Problem requirements.
Locate each line containing the string "thuộc" and copy it out.

(Stored data)
▬▬▬▬▬▬
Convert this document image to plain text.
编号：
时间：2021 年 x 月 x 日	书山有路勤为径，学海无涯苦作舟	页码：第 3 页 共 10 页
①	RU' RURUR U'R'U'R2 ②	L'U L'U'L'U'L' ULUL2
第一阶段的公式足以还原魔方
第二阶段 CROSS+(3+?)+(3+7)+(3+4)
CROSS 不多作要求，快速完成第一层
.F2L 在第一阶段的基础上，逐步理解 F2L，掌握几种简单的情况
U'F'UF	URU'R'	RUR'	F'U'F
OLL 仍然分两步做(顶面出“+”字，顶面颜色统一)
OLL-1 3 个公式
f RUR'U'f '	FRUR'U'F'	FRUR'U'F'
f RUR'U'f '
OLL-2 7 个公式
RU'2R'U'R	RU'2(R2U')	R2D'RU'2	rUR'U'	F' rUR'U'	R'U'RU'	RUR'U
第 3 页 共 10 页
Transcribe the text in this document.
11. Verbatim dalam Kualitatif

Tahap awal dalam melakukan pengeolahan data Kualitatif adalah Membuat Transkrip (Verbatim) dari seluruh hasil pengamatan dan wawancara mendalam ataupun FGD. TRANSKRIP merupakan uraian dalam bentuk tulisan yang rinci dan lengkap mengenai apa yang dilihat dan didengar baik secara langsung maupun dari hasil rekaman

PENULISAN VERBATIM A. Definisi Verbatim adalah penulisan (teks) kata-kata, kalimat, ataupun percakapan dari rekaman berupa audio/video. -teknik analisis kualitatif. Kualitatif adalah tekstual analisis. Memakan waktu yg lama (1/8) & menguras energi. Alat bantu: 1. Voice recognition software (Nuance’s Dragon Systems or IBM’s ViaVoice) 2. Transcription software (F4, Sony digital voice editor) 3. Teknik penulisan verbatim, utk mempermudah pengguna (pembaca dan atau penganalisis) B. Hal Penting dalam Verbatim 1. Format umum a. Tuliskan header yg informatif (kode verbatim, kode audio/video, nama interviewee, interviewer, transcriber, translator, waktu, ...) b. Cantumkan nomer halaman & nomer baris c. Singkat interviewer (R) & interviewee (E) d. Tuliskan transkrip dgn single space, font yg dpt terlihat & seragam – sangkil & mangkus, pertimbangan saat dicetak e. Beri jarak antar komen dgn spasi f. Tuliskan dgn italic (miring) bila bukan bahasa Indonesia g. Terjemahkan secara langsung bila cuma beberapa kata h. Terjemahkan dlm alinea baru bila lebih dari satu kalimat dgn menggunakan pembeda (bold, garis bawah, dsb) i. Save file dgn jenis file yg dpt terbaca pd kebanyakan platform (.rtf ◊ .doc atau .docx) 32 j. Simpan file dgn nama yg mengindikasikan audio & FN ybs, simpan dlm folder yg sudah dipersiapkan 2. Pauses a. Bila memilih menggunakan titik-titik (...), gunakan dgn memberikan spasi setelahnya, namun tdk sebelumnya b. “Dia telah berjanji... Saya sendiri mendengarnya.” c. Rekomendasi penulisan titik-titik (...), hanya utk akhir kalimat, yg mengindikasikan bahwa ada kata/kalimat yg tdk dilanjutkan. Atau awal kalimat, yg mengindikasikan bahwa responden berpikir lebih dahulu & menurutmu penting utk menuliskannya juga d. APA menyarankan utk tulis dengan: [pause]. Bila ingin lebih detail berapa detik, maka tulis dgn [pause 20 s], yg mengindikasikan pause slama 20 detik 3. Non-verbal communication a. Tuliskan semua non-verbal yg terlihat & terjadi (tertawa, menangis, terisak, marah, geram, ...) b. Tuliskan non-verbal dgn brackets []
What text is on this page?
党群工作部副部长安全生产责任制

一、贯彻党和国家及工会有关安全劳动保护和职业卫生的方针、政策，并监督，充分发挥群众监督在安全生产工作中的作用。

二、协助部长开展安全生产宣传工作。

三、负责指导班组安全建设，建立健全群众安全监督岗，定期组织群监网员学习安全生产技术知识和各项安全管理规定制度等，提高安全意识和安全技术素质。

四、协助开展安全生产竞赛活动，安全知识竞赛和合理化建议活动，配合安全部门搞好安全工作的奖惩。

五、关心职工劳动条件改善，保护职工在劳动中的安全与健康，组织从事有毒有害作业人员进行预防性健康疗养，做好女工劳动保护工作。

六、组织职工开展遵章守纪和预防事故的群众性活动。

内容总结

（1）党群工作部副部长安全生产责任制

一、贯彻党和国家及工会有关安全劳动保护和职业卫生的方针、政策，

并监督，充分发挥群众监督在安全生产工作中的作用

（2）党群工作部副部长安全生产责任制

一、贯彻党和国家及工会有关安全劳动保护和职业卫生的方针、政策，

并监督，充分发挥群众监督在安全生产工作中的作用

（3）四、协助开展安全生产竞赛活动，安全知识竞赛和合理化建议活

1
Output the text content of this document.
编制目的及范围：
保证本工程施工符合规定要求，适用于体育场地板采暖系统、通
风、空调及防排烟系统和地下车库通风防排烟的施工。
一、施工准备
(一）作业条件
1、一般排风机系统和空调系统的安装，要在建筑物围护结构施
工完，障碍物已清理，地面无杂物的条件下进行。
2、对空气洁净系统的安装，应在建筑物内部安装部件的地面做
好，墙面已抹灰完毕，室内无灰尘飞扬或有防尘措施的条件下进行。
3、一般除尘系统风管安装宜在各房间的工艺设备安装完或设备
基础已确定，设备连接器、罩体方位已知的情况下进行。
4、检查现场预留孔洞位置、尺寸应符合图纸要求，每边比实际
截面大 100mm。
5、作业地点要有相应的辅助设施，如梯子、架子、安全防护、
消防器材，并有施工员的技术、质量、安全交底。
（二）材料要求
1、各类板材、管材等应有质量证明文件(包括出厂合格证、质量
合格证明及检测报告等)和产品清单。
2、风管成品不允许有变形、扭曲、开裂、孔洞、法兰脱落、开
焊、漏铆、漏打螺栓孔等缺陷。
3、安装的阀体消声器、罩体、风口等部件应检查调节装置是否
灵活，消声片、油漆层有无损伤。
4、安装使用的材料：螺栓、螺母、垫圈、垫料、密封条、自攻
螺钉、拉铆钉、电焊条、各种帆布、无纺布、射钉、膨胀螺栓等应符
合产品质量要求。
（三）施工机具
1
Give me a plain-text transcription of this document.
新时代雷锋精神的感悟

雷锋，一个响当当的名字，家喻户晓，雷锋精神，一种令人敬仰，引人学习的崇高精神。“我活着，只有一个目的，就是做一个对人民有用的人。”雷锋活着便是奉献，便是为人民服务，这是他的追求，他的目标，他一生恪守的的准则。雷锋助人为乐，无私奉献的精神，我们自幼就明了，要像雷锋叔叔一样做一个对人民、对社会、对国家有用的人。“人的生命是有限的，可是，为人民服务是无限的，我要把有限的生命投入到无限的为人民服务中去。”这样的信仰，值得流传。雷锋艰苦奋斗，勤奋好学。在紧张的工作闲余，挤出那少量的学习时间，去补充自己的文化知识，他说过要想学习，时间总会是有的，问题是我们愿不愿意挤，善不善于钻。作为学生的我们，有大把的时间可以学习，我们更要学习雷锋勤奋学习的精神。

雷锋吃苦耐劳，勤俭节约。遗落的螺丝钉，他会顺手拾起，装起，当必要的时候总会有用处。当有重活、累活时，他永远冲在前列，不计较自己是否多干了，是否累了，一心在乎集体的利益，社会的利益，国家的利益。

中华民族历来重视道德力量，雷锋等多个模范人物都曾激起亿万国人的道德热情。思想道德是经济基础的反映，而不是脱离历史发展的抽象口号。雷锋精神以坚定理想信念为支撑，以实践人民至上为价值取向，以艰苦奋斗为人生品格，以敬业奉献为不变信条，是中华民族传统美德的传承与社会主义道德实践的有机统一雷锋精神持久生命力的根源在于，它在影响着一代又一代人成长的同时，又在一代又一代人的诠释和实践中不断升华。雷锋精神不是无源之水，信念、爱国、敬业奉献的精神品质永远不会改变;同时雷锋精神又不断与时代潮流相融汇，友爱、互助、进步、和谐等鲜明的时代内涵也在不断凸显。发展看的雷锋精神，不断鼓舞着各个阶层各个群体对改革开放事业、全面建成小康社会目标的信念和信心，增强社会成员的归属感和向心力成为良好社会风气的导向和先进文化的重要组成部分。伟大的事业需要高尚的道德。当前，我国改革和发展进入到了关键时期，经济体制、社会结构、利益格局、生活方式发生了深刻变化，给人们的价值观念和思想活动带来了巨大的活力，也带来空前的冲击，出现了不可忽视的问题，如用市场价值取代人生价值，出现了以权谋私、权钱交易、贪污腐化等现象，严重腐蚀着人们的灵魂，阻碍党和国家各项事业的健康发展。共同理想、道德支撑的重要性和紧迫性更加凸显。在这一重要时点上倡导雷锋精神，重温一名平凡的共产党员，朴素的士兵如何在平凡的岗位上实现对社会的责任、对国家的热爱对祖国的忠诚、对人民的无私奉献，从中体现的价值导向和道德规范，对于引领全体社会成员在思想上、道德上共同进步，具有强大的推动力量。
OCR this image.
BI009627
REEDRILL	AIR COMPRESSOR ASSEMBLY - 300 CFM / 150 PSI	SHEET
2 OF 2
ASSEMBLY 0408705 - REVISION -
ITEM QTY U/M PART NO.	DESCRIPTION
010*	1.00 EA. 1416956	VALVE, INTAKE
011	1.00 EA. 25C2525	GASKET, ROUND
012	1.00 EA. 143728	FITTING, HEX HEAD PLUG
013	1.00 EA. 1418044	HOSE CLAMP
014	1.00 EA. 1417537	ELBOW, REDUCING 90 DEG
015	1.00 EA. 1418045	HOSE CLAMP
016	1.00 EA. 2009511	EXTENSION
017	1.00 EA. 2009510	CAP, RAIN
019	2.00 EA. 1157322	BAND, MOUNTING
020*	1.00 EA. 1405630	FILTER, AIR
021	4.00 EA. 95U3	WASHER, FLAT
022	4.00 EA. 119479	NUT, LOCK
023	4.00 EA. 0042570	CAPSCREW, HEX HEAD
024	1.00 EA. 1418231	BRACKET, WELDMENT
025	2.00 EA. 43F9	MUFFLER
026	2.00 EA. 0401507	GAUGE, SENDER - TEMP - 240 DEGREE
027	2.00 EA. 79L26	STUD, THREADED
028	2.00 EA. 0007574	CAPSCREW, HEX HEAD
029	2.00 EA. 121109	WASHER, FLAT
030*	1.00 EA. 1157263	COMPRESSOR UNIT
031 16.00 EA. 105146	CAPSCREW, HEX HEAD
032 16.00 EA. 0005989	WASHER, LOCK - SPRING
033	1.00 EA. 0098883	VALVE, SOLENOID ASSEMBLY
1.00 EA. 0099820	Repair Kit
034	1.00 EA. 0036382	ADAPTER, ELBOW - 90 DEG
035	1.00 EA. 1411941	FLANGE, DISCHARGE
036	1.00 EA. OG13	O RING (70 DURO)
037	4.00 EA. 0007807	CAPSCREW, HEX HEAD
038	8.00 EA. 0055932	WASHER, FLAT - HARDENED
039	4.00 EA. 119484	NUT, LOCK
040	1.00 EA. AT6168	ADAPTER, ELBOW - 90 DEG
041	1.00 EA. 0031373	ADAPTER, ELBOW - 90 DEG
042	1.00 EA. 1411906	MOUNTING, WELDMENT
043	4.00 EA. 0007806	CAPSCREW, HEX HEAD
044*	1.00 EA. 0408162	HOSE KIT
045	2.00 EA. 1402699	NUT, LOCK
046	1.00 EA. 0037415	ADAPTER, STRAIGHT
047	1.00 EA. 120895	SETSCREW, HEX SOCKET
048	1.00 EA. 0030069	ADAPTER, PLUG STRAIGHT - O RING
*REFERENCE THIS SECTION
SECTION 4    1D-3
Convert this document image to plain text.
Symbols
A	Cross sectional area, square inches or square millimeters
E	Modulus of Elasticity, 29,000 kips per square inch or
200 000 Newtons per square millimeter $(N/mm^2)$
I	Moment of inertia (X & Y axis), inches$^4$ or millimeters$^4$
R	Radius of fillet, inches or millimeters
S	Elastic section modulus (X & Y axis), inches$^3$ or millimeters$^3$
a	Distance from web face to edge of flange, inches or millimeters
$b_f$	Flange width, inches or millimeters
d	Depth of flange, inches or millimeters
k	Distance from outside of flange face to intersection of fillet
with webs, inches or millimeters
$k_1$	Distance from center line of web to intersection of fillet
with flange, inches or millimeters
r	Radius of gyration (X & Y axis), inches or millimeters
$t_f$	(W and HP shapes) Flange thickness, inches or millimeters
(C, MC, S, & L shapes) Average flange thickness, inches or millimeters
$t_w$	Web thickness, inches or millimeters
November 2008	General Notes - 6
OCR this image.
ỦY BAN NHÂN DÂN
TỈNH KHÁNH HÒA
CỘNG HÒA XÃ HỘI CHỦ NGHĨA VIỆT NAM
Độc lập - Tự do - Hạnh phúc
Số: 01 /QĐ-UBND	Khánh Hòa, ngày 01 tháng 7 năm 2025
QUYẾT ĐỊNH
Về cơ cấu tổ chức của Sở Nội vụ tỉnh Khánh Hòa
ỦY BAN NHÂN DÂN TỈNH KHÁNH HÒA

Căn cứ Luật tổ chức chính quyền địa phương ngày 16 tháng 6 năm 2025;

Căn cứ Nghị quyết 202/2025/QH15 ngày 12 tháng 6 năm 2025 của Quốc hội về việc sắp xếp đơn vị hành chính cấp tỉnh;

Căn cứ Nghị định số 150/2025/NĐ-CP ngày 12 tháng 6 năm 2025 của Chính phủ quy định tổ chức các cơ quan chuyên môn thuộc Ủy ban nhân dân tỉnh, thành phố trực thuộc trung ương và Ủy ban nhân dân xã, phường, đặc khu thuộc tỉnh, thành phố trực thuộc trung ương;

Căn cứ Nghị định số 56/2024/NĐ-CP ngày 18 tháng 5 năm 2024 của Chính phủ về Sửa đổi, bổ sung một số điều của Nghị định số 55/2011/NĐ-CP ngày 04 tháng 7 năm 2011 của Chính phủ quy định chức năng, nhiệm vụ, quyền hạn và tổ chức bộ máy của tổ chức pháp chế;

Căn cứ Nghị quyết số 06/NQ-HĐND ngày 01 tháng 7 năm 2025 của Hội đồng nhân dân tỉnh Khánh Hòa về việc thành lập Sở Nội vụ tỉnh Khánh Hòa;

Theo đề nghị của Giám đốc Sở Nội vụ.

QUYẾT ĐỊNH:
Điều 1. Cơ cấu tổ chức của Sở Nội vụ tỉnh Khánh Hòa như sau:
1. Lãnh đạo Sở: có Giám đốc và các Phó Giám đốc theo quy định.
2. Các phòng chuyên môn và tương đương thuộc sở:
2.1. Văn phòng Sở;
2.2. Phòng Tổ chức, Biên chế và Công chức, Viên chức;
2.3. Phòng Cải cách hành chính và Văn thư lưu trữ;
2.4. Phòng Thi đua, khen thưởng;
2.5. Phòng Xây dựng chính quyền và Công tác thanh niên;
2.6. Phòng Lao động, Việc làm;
▬▬▬▬▬▬
Result of the exercise.
Căn cứ Nghị định số 150/2025/NĐ-CP ngày 12 tháng 6 năm 2025 của Chính phủ quy định tổ chức các cơ quan chuyên môn thuộc Ủy ban nhân dân tỉnh, thành phố trực thuộc trung ương và Ủy ban nhân dân xã, phường, đặc khu thuộc tỉnh, thành phố trực thuộc trung ương;
2. Các phòng chuyên môn và tương đương thuộc sở:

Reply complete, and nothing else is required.